# Job
What is the number of lines in the entries below that include the word "должно"? Provide the number only.

# Record excerpts
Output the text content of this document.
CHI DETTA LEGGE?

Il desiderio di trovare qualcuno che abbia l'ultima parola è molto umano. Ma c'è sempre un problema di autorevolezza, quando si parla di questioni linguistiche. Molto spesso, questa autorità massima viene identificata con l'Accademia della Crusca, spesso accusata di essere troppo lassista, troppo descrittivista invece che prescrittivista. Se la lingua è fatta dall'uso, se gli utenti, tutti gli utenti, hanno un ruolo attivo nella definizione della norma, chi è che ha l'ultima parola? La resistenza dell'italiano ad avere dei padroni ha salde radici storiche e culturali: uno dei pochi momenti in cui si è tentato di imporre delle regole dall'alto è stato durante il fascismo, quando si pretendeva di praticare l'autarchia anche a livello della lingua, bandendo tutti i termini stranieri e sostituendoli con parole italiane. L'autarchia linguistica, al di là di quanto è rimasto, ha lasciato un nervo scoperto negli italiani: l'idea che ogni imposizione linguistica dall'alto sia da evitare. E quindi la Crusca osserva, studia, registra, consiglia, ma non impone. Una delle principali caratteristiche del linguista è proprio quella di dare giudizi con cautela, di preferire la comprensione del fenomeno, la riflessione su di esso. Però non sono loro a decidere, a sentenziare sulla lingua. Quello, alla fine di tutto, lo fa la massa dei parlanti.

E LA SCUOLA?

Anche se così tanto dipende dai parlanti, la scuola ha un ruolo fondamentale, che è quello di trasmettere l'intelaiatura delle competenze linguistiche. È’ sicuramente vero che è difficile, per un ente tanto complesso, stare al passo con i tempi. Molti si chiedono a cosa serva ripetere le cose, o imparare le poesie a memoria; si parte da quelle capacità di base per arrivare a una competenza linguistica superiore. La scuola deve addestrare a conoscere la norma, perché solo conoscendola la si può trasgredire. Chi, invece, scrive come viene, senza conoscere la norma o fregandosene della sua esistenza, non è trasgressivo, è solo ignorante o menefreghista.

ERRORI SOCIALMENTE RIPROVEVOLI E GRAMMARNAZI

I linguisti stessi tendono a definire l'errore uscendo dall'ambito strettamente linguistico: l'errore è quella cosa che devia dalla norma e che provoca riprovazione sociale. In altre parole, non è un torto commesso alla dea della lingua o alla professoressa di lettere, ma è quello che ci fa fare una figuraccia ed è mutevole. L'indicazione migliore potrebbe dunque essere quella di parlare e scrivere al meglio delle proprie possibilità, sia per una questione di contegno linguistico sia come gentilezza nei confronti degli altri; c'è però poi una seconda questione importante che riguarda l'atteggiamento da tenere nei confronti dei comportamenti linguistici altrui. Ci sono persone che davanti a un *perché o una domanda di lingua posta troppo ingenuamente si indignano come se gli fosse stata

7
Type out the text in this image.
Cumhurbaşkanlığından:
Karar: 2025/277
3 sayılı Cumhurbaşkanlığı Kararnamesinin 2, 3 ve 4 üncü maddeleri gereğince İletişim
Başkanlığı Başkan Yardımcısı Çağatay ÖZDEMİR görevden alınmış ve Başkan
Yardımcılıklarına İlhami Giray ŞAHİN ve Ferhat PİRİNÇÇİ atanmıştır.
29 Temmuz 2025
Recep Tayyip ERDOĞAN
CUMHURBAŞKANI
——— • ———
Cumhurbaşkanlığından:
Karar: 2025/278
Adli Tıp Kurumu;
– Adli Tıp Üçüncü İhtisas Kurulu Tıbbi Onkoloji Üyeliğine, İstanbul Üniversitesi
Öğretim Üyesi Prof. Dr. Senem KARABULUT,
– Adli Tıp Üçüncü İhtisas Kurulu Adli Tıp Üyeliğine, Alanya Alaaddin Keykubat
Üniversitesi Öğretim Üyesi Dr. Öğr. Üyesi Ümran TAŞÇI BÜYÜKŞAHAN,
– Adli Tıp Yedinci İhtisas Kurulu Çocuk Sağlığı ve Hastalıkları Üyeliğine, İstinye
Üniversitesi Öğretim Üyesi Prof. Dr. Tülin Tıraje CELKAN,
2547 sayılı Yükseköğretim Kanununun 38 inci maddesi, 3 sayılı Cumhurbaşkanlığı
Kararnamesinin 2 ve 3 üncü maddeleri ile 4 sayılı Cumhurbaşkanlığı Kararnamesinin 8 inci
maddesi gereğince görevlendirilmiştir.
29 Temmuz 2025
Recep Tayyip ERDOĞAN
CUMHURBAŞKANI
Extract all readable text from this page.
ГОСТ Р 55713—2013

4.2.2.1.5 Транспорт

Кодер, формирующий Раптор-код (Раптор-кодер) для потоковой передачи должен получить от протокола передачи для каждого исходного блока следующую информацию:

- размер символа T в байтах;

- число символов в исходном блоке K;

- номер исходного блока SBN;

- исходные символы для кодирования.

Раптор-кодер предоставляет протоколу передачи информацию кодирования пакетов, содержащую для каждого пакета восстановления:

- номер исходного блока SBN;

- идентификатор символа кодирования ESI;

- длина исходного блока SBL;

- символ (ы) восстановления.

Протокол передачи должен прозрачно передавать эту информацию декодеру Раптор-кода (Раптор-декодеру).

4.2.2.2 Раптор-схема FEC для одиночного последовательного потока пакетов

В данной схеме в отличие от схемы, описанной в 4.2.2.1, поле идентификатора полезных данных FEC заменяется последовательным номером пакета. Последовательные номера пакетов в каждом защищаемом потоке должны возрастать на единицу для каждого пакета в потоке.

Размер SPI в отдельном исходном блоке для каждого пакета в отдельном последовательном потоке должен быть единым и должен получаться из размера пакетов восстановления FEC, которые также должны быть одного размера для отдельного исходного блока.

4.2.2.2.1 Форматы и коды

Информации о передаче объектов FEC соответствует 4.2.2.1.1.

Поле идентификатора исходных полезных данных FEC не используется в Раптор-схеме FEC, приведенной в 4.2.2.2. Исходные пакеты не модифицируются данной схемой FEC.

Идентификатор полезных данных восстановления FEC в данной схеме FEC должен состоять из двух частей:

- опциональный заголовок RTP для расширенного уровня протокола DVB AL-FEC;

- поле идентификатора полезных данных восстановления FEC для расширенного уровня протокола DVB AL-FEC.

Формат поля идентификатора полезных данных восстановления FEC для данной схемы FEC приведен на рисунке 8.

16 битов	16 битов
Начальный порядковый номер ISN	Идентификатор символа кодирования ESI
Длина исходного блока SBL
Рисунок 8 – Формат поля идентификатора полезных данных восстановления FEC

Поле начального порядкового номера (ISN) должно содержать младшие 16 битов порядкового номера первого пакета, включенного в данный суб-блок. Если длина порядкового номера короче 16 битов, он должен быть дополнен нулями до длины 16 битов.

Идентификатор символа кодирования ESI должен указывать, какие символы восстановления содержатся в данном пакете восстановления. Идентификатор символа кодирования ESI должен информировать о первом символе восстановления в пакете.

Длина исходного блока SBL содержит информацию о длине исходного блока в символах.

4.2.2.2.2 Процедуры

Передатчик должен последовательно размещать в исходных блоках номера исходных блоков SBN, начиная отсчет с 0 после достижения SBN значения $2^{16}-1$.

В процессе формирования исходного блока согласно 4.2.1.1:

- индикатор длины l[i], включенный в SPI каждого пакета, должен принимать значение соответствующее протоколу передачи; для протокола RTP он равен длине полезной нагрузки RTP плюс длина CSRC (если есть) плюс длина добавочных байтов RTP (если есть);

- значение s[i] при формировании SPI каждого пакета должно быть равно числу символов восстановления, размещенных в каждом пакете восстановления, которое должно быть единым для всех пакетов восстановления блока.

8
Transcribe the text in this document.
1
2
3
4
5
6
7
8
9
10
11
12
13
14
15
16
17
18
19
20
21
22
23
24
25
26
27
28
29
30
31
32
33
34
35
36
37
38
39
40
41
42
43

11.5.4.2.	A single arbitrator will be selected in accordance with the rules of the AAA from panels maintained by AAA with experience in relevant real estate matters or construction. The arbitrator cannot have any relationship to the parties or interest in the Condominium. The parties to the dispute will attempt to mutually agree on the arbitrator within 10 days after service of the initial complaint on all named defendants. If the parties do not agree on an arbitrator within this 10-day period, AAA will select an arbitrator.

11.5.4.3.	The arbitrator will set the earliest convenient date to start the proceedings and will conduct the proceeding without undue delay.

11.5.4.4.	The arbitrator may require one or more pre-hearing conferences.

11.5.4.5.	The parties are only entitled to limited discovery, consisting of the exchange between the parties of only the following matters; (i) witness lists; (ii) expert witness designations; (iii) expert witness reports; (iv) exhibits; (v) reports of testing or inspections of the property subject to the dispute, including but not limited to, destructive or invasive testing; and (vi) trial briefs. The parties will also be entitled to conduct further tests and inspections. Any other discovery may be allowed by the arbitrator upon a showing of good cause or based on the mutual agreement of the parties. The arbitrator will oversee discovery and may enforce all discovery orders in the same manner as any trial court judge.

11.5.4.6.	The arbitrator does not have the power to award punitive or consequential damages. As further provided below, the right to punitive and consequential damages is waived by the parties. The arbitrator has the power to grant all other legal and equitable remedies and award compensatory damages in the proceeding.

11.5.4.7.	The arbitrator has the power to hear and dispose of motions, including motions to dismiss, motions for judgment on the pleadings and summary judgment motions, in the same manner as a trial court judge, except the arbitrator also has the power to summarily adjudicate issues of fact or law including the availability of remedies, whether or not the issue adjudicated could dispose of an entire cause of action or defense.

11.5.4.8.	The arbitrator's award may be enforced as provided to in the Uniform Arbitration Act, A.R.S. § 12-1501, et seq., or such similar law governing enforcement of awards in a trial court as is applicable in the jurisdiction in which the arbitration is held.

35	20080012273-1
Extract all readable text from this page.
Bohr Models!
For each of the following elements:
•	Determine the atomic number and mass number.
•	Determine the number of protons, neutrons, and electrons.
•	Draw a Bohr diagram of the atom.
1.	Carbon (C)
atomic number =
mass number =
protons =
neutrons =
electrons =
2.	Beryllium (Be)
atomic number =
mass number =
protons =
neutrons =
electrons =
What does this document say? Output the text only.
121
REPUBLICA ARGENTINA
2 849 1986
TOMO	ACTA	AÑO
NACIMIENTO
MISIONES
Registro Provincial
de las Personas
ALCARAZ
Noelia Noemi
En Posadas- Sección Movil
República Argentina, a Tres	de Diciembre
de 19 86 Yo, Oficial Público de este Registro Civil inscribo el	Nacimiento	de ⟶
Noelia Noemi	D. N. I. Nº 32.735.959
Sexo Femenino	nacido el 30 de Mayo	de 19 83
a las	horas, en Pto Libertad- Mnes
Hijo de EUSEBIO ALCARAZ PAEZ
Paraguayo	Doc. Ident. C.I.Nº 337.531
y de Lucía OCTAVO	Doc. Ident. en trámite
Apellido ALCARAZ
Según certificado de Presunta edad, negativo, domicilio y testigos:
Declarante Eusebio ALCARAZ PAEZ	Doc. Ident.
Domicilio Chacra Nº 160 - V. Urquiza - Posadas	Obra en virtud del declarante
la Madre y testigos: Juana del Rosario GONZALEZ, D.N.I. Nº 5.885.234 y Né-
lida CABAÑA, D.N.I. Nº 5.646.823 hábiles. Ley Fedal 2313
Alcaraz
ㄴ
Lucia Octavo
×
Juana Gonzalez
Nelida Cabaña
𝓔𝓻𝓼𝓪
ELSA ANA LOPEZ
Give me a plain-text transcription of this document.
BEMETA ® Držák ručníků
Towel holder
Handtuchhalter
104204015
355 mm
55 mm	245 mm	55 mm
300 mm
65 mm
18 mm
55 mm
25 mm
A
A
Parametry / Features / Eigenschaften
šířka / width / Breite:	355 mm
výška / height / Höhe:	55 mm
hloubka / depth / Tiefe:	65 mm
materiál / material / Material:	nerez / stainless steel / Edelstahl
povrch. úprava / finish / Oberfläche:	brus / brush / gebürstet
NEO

# Task output
2